_Given exercise_:
Please repeat the mailing list reply about the regulator patch from "El Fri, Oct" to "that's what's happening.", renaming "BUCK" to "DC-DC converter" everywhere in that span.

_Text block_:
--------------------

Re: [PATCH v4 4/4] regulator: Prevent falling too fast

From: Matthias Kaehlcke
Date: Mon Dec 12 2016 - 16:15:10 EST


El Fri, Oct 28, 2016 at 07:15:21PM +0100 Mark Brown ha dit:

> On Mon, Sep 26, 2016 at 10:41:59AM -0700, Doug Anderson wrote:
>
> > I guess I think of the whole network of components as the PWM
> > regulator and not the individual discreet BUCK. I'm also not quite
> > sure how you would model it as you're asking. I suppose you could say
> > that all of the resistors / capacitors / inductors end up producing a
> > voltage and this voltage is an input to the BUCK. ...then the BUCK
>
> Yes, that's what's happening.
>
> > I know for sure that our EEs have massively modified the behavior of
> > the whole thing by just changing the resistors / capacitors /
> > inductors, changing the undershoot, OVP issue, voltage ranges, default
> > voltage, etc. That's what leads me to believe it's not so separable.

--------------------

_Supplied data_:
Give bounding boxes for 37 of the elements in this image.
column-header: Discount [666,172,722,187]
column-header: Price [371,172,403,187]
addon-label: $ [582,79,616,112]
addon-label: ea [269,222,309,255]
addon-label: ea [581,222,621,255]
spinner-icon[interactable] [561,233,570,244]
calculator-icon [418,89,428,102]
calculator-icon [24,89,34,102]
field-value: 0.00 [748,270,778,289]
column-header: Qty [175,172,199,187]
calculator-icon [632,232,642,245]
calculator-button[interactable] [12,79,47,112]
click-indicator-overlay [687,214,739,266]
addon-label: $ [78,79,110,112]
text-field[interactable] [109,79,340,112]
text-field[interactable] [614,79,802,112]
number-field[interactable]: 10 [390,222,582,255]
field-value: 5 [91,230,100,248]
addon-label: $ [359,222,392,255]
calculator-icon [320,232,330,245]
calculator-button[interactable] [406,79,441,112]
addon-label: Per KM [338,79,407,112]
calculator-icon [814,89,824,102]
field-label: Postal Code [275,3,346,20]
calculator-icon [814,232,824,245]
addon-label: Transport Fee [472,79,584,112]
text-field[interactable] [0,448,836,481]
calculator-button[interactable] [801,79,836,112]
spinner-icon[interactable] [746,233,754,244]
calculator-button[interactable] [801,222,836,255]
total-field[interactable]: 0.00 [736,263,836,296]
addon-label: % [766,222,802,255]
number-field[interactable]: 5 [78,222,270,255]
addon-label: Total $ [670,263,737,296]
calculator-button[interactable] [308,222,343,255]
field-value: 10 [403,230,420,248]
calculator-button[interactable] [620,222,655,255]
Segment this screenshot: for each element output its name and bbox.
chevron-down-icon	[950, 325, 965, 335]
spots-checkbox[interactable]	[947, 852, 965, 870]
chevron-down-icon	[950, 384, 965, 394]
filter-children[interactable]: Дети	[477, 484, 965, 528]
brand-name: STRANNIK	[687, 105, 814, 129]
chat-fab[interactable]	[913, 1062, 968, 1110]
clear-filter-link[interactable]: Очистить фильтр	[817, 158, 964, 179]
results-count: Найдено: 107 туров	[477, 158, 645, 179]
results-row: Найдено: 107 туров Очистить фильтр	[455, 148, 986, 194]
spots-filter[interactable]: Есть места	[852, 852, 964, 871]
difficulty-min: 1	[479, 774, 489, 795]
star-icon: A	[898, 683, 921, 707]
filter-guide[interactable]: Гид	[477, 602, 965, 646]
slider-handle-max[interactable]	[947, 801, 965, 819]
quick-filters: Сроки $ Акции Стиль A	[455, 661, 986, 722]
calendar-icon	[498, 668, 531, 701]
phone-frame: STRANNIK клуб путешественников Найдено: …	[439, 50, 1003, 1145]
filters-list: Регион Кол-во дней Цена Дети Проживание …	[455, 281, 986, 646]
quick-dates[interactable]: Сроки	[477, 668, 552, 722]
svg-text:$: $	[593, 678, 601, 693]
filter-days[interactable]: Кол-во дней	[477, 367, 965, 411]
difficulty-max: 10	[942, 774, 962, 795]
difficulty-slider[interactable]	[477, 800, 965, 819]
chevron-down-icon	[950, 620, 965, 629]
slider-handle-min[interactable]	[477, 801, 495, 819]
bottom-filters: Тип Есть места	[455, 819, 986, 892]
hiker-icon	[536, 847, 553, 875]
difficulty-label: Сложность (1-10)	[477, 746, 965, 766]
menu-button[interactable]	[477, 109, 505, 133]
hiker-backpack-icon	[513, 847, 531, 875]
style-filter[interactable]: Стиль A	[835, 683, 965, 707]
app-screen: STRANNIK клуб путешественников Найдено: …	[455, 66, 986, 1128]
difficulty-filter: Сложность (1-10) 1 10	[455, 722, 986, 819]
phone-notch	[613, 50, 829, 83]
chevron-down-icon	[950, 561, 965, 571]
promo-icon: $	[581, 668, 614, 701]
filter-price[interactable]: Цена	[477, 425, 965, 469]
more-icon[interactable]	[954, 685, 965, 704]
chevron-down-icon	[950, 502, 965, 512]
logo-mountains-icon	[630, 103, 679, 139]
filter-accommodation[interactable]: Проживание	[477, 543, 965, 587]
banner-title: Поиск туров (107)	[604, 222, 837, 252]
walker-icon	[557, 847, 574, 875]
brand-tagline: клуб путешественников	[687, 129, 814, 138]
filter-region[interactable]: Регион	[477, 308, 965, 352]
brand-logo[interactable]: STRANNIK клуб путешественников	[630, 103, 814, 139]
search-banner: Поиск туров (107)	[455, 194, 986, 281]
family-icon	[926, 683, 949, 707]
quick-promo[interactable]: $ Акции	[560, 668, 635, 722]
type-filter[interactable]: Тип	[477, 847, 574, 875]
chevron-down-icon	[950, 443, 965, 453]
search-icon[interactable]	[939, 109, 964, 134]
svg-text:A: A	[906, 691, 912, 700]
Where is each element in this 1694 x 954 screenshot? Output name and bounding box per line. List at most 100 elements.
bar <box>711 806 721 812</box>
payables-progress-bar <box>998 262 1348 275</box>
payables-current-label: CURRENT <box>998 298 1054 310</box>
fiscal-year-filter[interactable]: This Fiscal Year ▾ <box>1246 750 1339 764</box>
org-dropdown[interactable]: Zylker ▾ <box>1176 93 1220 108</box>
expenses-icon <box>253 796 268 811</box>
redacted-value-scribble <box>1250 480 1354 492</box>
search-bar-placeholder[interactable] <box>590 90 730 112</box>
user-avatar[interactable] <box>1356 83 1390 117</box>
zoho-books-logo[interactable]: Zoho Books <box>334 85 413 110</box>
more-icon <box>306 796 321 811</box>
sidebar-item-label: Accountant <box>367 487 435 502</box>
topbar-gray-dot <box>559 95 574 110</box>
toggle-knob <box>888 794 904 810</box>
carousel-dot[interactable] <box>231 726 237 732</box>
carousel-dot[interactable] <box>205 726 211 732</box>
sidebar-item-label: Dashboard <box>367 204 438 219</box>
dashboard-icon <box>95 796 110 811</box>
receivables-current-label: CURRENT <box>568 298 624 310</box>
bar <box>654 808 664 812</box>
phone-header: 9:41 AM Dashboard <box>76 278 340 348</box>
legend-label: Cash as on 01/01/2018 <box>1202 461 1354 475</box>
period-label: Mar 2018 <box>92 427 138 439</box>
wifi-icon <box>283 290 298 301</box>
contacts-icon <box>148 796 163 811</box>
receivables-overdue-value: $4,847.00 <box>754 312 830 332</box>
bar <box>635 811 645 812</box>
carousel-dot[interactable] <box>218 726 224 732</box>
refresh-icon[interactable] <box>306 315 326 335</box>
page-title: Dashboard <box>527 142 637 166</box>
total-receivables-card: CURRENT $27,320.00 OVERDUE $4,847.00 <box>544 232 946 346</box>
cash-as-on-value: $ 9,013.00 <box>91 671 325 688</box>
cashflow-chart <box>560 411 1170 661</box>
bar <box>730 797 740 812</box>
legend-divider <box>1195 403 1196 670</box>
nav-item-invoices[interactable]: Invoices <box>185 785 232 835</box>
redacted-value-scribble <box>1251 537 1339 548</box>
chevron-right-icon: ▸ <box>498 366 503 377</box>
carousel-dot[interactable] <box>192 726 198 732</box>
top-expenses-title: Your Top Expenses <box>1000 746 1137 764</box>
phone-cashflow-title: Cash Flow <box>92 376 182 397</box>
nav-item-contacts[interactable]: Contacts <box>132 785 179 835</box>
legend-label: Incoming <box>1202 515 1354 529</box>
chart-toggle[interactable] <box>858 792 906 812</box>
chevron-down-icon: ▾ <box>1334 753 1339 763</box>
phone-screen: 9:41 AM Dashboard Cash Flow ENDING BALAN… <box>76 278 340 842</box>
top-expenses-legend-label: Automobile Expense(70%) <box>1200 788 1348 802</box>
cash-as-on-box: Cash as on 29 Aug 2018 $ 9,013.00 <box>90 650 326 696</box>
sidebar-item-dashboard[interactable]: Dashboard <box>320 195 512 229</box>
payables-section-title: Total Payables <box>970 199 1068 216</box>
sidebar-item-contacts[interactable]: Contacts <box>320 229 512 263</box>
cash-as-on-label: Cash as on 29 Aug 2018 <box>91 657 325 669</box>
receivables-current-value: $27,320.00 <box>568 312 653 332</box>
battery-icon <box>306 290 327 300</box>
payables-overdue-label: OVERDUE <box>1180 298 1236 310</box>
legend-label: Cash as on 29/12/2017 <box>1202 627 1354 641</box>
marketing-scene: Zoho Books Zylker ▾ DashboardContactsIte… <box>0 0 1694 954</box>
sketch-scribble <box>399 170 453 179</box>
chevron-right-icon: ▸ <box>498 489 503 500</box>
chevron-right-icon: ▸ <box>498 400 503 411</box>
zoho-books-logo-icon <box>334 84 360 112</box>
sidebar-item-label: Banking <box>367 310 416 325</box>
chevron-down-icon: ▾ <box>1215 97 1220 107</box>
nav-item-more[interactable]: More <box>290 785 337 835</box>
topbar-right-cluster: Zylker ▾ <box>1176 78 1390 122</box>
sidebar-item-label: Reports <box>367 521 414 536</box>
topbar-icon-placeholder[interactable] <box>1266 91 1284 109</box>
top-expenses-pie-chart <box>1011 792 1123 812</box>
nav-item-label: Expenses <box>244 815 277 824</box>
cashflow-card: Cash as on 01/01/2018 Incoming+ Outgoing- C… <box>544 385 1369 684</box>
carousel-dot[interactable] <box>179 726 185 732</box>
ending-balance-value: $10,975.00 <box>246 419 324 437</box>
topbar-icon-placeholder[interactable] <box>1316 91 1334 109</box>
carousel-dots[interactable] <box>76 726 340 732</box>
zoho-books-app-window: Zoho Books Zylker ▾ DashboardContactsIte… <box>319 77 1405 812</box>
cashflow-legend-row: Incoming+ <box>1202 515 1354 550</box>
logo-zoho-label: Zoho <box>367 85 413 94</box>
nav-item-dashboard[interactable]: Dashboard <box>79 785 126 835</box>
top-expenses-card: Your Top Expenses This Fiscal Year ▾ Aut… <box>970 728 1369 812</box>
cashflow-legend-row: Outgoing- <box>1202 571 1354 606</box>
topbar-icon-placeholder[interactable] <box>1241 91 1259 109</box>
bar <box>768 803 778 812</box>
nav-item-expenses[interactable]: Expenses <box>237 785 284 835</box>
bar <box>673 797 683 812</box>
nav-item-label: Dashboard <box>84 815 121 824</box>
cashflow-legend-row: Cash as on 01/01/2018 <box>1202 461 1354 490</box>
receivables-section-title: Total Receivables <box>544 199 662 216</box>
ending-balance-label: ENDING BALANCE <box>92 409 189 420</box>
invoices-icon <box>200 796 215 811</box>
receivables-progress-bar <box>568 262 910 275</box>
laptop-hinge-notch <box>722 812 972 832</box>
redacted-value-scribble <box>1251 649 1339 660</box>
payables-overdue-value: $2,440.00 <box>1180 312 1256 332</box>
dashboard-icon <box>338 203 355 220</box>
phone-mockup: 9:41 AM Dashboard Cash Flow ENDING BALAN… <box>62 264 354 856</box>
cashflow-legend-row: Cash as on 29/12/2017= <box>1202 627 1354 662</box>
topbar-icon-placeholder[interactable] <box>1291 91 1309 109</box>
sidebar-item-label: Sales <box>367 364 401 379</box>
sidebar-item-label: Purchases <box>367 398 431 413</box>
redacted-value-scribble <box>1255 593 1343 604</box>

--------------------

_Full output_:
El Fri, Oct 28, 2016 at 07:15:21PM +0100 Mark Brown ha dit:

> On Mon, Sep 26, 2016 at 10:41:59AM -0700, Doug Anderson wrote:
>
> > I guess I think of the whole network of components as the PWM
> > regulator and not the individual discreet DC-DC converter. I'm also not quite
> > sure how you would model it as you're asking. I suppose you could say
> > that all of the resistors / capacitors / inductors end up producing a
> > voltage and this voltage is an input to the DC-DC converter. ...then the DC-DC converter
>
> Yes, that's what's happening.